→ **Given problem**: Copy the data exactly; pictures stay out of the copy.

** start of Data listing **

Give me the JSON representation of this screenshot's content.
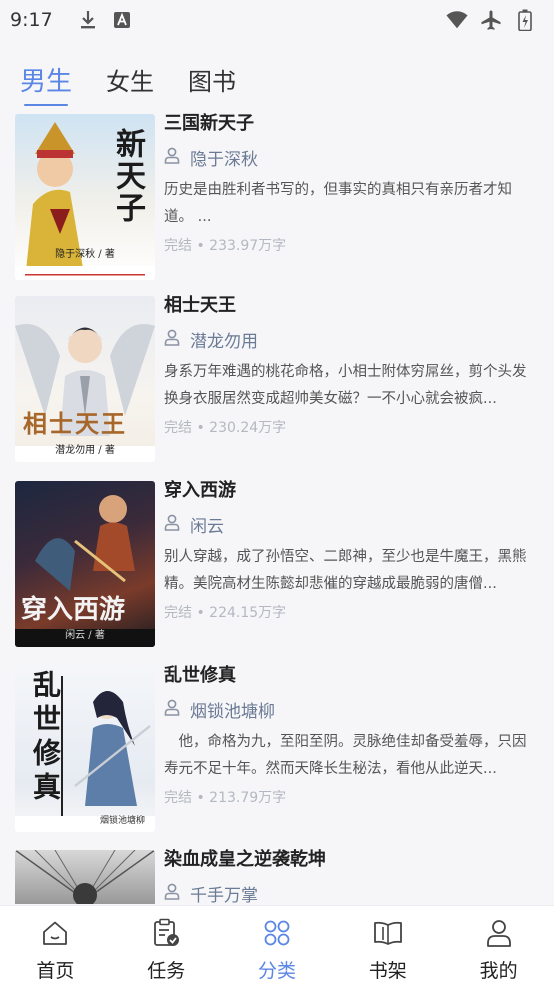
{
  "status_bar": {
    "time": "9:17",
    "icons": [
      "download-icon",
      "a-icon",
      "wifi-icon",
      "airplane-icon",
      "battery-icon"
    ]
  },
  "tabs": [
    {
      "label": "男生",
      "active": true
    },
    {
      "label": "女生",
      "active": false
    },
    {
      "label": "图书",
      "active": false
    }
  ],
  "books": [
    {
      "title": "三国新天子",
      "author": "隐于深秋",
      "description": "历史是由胜利者书写的，但事实的真相只有亲历者才知道。 ...",
      "status": "完结",
      "words": "233.97万字",
      "cover_title": "新天子",
      "cover_author": "隐于深秋 / 著"
    },
    {
      "title": "相士天王",
      "author": "潜龙勿用",
      "description": "身系万年难遇的桃花命格，小相士附体穷屌丝，剪个头发换身衣服居然变成超帅美女磁？一不小心就会被疯...",
      "status": "完结",
      "words": "230.24万字",
      "cover_title": "相士天王",
      "cover_author": "潜龙勿用 / 著"
    },
    {
      "title": "穿入西游",
      "author": "闲云",
      "description": "别人穿越，成了孙悟空、二郎神，至少也是牛魔王，黑熊精。美院高材生陈懿却悲催的穿越成最脆弱的唐僧...",
      "status": "完结",
      "words": "224.15万字",
      "cover_title": "穿入西游",
      "cover_author": "闲云 / 著"
    },
    {
      "title": "乱世修真",
      "author": "烟锁池塘柳",
      "description": "　他，命格为九，至阳至阴。灵脉绝佳却备受羞辱，只因寿元不足十年。然而天降长生秘法，看他从此逆天...",
      "status": "完结",
      "words": "213.79万字",
      "cover_title": "乱世修真",
      "cover_author": "烟锁池塘柳"
    },
    {
      "title": "染血成皇之逆袭乾坤",
      "author": "千手万掌",
      "description": "",
      "status": "",
      "words": "",
      "cover_title": "",
      "cover_author": ""
    }
  ],
  "bottom_nav": [
    {
      "label": "首页",
      "icon": "home-icon",
      "active": false
    },
    {
      "label": "任务",
      "icon": "task-icon",
      "active": false
    },
    {
      "label": "分类",
      "icon": "category-icon",
      "active": true
    },
    {
      "label": "书架",
      "icon": "bookshelf-icon",
      "active": false
    },
    {
      "label": "我的",
      "icon": "profile-icon",
      "active": false
    }
  ],
  "colors": {
    "accent": "#5b86e5",
    "background": "#f6f6f8",
    "author_text": "#6b7b95",
    "meta_text": "#b4b8c0"
  }
}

** end of Data listing **

→ **Problem solution**:
Give me the JSON representation of this screenshot's content.
{
  "status_bar": {
    "time": "9:17",
    "icons": [
      "download-icon",
      "a-icon",
      "wifi-icon",
      "airplane-icon",
      "battery-icon"
    ]
  },
  "tabs": [
    {
      "label": "男生",
      "active": true
    },
    {
      "label": "女生",
      "active": false
    },
    {
      "label": "图书",
      "active": false
    }
  ],
  "books": [
    {
      "title": "三国新天子",
      "author": "隐于深秋",
      "description": "历史是由胜利者书写的，但事实的真相只有亲历者才知道。 ...",
      "status": "完结",
      "words": "233.97万字",
      "cover_title": "新天子",
      "cover_author": "隐于深秋 / 著"
    },
    {
      "title": "相士天王",
      "author": "潜龙勿用",
      "description": "身系万年难遇的桃花命格，小相士附体穷屌丝，剪个头发换身衣服居然变成超帅美女磁？一不小心就会被疯...",
      "status": "完结",
      "words": "230.24万字",
      "cover_title": "相士天王",
      "cover_author": "潜龙勿用 / 著"
    },
    {
      "title": "穿入西游",
      "author": "闲云",
      "description": "别人穿越，成了孙悟空、二郎神，至少也是牛魔王，黑熊精。美院高材生陈懿却悲催的穿越成最脆弱的唐僧...",
      "status": "完结",
      "words": "224.15万字",
      "cover_title": "穿入西游",
      "cover_author": "闲云 / 著"
    },
    {
      "title": "乱世修真",
      "author": "烟锁池塘柳",
      "description": "　他，命格为九，至阳至阴。灵脉绝佳却备受羞辱，只因寿元不足十年。然而天降长生秘法，看他从此逆天...",
      "status": "完结",
      "words": "213.79万字",
      "cover_title": "乱世修真",
      "cover_author": "烟锁池塘柳"
    },
    {
      "title": "染血成皇之逆袭乾坤",
      "author": "千手万掌",
      "description": "",
      "status": "",
      "words": "",
      "cover_title": "",
      "cover_author": ""
    }
  ],
  "bottom_nav": [
    {
      "label": "首页",
      "icon": "home-icon",
      "active": false
    },
    {
      "label": "任务",
      "icon": "task-icon",
      "active": false
    },
    {
      "label": "分类",
      "icon": "category-icon",
      "active": true
    },
    {
      "label": "书架",
      "icon": "bookshelf-icon",
      "active": false
    },
    {
      "label": "我的",
      "icon": "profile-icon",
      "active": false
    }
  ],
  "colors": {
    "accent": "#5b86e5",
    "background": "#f6f6f8",
    "author_text": "#6b7b95",
    "meta_text": "#b4b8c0"
  }
}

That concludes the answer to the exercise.